Written instruction
Extract each line from the entries below that has the string "career" in it.

---- Material shown

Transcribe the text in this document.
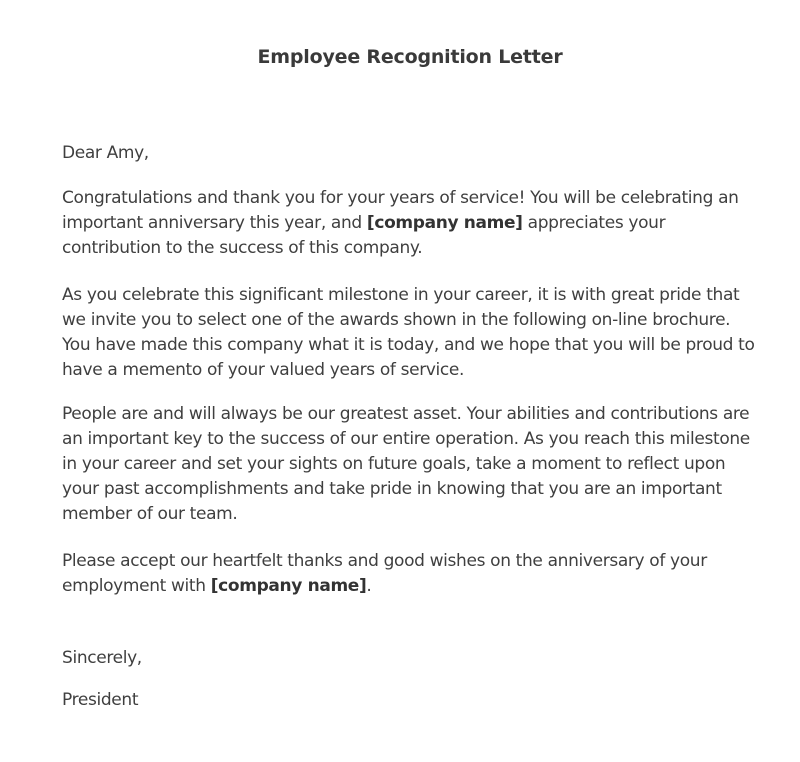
Employee Recognition Letter

Dear Amy,

Congratulations and thank you for your years of service! You will be celebrating an important anniversary this year, and [company name] appreciates your contribution to the success of this company.

As you celebrate this significant milestone in your career, it is with great pride that we invite you to select one of the awards shown in the following on-line brochure. You have made this company what it is today, and we hope that you will be proud to have a memento of your valued years of service.

People are and will always be our greatest asset. Your abilities and contributions are an important key to the success of our entire operation. As you reach this milestone in your career and set your sights on future goals, take a moment to reflect upon your past accomplishments and take pride in knowing that you are an important member of our team.

Please accept our heartfelt thanks and good wishes on the anniversary of your employment with [company name].

Sincerely,

President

--------

Correct output
As you celebrate this significant milestone in your career, it is with great pride that we invite you to select one of the awards shown in the following on-line brochure. You have made this company what it is today, and we hope that you will be proud to have a memento of your valued years of service.
People are and will always be our greatest asset. Your abilities and contributions are an important key to the success of our entire operation. As you reach this milestone in your career and set your sights on future goals, take a moment to reflect upon your past accomplishments and take pride in knowing that you are an important member of our team.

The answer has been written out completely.